Given instruction: Print the entire listing. Each line must match the original exactly.

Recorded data

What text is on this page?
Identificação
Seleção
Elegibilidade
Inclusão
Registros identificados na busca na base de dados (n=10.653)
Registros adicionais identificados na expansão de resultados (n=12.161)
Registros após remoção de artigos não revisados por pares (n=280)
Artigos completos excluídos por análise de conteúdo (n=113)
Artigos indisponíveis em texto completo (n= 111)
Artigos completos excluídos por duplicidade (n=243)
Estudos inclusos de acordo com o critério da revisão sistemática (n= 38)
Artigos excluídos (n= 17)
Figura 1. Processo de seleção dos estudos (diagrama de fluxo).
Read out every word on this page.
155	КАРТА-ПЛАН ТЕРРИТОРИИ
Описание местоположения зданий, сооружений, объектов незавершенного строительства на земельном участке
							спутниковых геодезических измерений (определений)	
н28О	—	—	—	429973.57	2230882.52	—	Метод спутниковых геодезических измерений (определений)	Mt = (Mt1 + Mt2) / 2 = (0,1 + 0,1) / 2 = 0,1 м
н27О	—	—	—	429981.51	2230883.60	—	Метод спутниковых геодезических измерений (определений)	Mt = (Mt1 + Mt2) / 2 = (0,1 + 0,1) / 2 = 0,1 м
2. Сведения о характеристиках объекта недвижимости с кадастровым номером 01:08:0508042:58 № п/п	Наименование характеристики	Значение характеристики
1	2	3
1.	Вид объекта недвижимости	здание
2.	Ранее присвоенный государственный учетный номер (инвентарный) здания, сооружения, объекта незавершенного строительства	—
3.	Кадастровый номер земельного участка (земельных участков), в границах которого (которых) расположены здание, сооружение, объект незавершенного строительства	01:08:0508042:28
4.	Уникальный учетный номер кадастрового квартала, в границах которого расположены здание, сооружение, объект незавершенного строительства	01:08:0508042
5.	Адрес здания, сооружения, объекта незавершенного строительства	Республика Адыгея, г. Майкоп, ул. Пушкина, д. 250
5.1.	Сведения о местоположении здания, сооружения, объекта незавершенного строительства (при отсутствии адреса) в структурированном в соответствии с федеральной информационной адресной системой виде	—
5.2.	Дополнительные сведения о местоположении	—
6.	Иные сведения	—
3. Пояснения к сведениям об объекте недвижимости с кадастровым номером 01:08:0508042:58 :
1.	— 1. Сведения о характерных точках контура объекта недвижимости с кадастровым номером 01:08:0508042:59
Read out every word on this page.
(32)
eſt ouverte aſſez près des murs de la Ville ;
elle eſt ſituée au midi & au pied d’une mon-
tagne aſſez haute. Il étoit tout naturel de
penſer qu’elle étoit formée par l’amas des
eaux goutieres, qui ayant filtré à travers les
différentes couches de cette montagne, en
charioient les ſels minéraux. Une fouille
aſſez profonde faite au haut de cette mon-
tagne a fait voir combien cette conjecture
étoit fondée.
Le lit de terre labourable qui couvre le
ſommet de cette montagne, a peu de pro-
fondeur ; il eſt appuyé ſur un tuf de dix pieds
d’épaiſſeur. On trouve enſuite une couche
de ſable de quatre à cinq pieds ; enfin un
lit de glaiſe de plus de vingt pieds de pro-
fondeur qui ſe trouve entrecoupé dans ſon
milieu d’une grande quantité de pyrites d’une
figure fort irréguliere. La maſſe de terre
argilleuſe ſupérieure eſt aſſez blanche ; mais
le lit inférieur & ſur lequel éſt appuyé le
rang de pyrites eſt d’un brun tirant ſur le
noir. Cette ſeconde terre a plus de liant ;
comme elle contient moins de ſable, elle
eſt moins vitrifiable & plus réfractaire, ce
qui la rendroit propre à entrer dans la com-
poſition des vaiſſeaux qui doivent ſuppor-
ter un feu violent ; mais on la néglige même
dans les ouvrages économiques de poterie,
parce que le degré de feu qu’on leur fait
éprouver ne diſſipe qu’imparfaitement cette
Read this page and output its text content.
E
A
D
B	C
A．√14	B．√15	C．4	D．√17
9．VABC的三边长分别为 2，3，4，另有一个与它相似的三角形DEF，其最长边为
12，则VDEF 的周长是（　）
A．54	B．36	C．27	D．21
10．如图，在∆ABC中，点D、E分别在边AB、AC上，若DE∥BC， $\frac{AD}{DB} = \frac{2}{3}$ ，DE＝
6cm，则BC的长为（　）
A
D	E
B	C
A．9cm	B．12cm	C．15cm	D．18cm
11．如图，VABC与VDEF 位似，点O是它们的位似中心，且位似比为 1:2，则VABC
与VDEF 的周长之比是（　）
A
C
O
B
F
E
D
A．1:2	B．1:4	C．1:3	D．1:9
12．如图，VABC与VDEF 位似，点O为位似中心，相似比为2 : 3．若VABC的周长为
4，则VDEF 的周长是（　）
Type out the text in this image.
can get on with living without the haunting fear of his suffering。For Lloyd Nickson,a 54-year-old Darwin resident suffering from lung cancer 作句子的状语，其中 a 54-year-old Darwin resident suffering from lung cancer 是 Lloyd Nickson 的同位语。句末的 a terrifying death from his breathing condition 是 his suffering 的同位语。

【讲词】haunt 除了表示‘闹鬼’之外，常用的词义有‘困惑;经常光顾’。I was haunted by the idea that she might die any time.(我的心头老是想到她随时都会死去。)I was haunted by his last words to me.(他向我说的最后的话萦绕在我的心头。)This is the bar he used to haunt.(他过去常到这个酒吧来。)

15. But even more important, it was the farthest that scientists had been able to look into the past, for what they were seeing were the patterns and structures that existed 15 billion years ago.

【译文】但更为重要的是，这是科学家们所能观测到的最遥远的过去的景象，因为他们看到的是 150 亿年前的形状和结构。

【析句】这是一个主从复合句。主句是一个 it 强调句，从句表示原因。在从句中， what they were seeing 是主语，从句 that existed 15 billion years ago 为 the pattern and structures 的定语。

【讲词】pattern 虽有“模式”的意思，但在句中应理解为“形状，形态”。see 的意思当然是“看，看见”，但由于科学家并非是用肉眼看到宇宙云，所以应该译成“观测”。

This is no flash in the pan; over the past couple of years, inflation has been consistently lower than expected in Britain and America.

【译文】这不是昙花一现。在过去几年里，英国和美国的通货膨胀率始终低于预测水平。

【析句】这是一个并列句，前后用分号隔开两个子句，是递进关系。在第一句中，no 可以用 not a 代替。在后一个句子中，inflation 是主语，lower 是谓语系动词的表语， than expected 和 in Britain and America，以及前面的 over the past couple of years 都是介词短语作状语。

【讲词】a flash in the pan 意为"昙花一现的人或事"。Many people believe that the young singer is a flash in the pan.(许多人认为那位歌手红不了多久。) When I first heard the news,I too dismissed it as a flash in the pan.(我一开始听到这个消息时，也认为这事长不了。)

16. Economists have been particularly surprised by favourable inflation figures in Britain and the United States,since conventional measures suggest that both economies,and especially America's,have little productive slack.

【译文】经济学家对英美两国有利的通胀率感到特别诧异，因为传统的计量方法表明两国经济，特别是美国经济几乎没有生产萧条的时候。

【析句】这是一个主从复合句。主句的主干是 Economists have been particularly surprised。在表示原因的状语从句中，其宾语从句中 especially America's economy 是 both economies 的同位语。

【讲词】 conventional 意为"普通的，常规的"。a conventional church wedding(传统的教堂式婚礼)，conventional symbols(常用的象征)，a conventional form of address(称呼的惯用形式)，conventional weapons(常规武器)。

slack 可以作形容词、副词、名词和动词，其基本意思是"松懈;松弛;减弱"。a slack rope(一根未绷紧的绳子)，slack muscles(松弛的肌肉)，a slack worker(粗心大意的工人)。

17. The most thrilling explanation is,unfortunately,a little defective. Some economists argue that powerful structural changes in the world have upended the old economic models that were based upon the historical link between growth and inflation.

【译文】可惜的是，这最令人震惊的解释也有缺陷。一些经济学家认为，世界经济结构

Result of the exercise:
What text is on this page?
Identificação
Seleção
Elegibilidade
Inclusão
Registros identificados na busca na base de dados (n=10.653)
Registros adicionais identificados na expansão de resultados (n=12.161)
Registros após remoção de artigos não revisados por pares (n=280)
Artigos completos excluídos por análise de conteúdo (n=113)
Artigos indisponíveis em texto completo (n= 111)
Artigos completos excluídos por duplicidade (n=243)
Estudos inclusos de acordo com o critério da revisão sistemática (n= 38)
Artigos excluídos (n= 17)
Figura 1. Processo de seleção dos estudos (diagrama de fluxo).
Read out every word on this page.
155	КАРТА-ПЛАН ТЕРРИТОРИИ
Описание местоположения зданий, сооружений, объектов незавершенного строительства на земельном участке
							спутниковых геодезических измерений (определений)	
н28О	—	—	—	429973.57	2230882.52	—	Метод спутниковых геодезических измерений (определений)	Mt = (Mt1 + Mt2) / 2 = (0,1 + 0,1) / 2 = 0,1 м
н27О	—	—	—	429981.51	2230883.60	—	Метод спутниковых геодезических измерений (определений)	Mt = (Mt1 + Mt2) / 2 = (0,1 + 0,1) / 2 = 0,1 м
2. Сведения о характеристиках объекта недвижимости с кадастровым номером 01:08:0508042:58 № п/п	Наименование характеристики	Значение характеристики
1	2	3
1.	Вид объекта недвижимости	здание
2.	Ранее присвоенный государственный учетный номер (инвентарный) здания, сооружения, объекта незавершенного строительства	—
3.	Кадастровый номер земельного участка (земельных участков), в границах которого (которых) расположены здание, сооружение, объект незавершенного строительства	01:08:0508042:28
4.	Уникальный учетный номер кадастрового квартала, в границах которого расположены здание, сооружение, объект незавершенного строительства	01:08:0508042
5.	Адрес здания, сооружения, объекта незавершенного строительства	Республика Адыгея, г. Майкоп, ул. Пушкина, д. 250
5.1.	Сведения о местоположении здания, сооружения, объекта незавершенного строительства (при отсутствии адреса) в структурированном в соответствии с федеральной информационной адресной системой виде	—
5.2.	Дополнительные сведения о местоположении	—
6.	Иные сведения	—
3. Пояснения к сведениям об объекте недвижимости с кадастровым номером 01:08:0508042:58 :
1.	— 1. Сведения о характерных точках контура объекта недвижимости с кадастровым номером 01:08:0508042:59
Read out every word on this page.
(32)
eſt ouverte aſſez près des murs de la Ville ;
elle eſt ſituée au midi & au pied d’une mon-
tagne aſſez haute. Il étoit tout naturel de
penſer qu’elle étoit formée par l’amas des
eaux goutieres, qui ayant filtré à travers les
différentes couches de cette montagne, en
charioient les ſels minéraux. Une fouille
aſſez profonde faite au haut de cette mon-
tagne a fait voir combien cette conjecture
étoit fondée.
Le lit de terre labourable qui couvre le
ſommet de cette montagne, a peu de pro-
fondeur ; il eſt appuyé ſur un tuf de dix pieds
d’épaiſſeur. On trouve enſuite une couche
de ſable de quatre à cinq pieds ; enfin un
lit de glaiſe de plus de vingt pieds de pro-
fondeur qui ſe trouve entrecoupé dans ſon
milieu d’une grande quantité de pyrites d’une
figure fort irréguliere. La maſſe de terre
argilleuſe ſupérieure eſt aſſez blanche ; mais
le lit inférieur & ſur lequel éſt appuyé le
rang de pyrites eſt d’un brun tirant ſur le
noir. Cette ſeconde terre a plus de liant ;
comme elle contient moins de ſable, elle
eſt moins vitrifiable & plus réfractaire, ce
qui la rendroit propre à entrer dans la com-
poſition des vaiſſeaux qui doivent ſuppor-
ter un feu violent ; mais on la néglige même
dans les ouvrages économiques de poterie,
parce que le degré de feu qu’on leur fait
éprouver ne diſſipe qu’imparfaitement cette
Read this page and output its text content.
E
A
D
B	C
A．√14	B．√15	C．4	D．√17
9．VABC的三边长分别为 2，3，4，另有一个与它相似的三角形DEF，其最长边为
12，则VDEF 的周长是（　）
A．54	B．36	C．27	D．21
10．如图，在∆ABC中，点D、E分别在边AB、AC上，若DE∥BC， $\frac{AD}{DB} = \frac{2}{3}$ ，DE＝
6cm，则BC的长为（　）
A
D	E
B	C
A．9cm	B．12cm	C．15cm	D．18cm
11．如图，VABC与VDEF 位似，点O是它们的位似中心，且位似比为 1:2，则VABC
与VDEF 的周长之比是（　）
A
C
O
B
F
E
D
A．1:2	B．1:4	C．1:3	D．1:9
12．如图，VABC与VDEF 位似，点O为位似中心，相似比为2 : 3．若VABC的周长为
4，则VDEF 的周长是（　）
Type out the text in this image.
can get on with living without the haunting fear of his suffering。For Lloyd Nickson,a 54-year-old Darwin resident suffering from lung cancer 作句子的状语，其中 a 54-year-old Darwin resident suffering from lung cancer 是 Lloyd Nickson 的同位语。句末的 a terrifying death from his breathing condition 是 his suffering 的同位语。

【讲词】haunt 除了表示‘闹鬼’之外，常用的词义有‘困惑;经常光顾’。I was haunted by the idea that she might die any time.(我的心头老是想到她随时都会死去。)I was haunted by his last words to me.(他向我说的最后的话萦绕在我的心头。)This is the bar he used to haunt.(他过去常到这个酒吧来。)

15. But even more important, it was the farthest that scientists had been able to look into the past, for what they were seeing were the patterns and structures that existed 15 billion years ago.

【译文】但更为重要的是，这是科学家们所能观测到的最遥远的过去的景象，因为他们看到的是 150 亿年前的形状和结构。

【析句】这是一个主从复合句。主句是一个 it 强调句，从句表示原因。在从句中， what they were seeing 是主语，从句 that existed 15 billion years ago 为 the pattern and structures 的定语。

【讲词】pattern 虽有“模式”的意思，但在句中应理解为“形状，形态”。see 的意思当然是“看，看见”，但由于科学家并非是用肉眼看到宇宙云，所以应该译成“观测”。

This is no flash in the pan; over the past couple of years, inflation has been consistently lower than expected in Britain and America.

【译文】这不是昙花一现。在过去几年里，英国和美国的通货膨胀率始终低于预测水平。

【析句】这是一个并列句，前后用分号隔开两个子句，是递进关系。在第一句中，no 可以用 not a 代替。在后一个句子中，inflation 是主语，lower 是谓语系动词的表语， than expected 和 in Britain and America，以及前面的 over the past couple of years 都是介词短语作状语。

【讲词】a flash in the pan 意为"昙花一现的人或事"。Many people believe that the young singer is a flash in the pan.(许多人认为那位歌手红不了多久。) When I first heard the news,I too dismissed it as a flash in the pan.(我一开始听到这个消息时，也认为这事长不了。)

16. Economists have been particularly surprised by favourable inflation figures in Britain and the United States,since conventional measures suggest that both economies,and especially America's,have little productive slack.

【译文】经济学家对英美两国有利的通胀率感到特别诧异，因为传统的计量方法表明两国经济，特别是美国经济几乎没有生产萧条的时候。

【析句】这是一个主从复合句。主句的主干是 Economists have been particularly surprised。在表示原因的状语从句中，其宾语从句中 especially America's economy 是 both economies 的同位语。

【讲词】 conventional 意为"普通的，常规的"。a conventional church wedding(传统的教堂式婚礼)，conventional symbols(常用的象征)，a conventional form of address(称呼的惯用形式)，conventional weapons(常规武器)。

slack 可以作形容词、副词、名词和动词，其基本意思是"松懈;松弛;减弱"。a slack rope(一根未绷紧的绳子)，slack muscles(松弛的肌肉)，a slack worker(粗心大意的工人)。

17. The most thrilling explanation is,unfortunately,a little defective. Some economists argue that powerful structural changes in the world have upended the old economic models that were based upon the historical link between growth and inflation.

【译文】可惜的是，这最令人震惊的解释也有缺陷。一些经济学家认为，世界经济结构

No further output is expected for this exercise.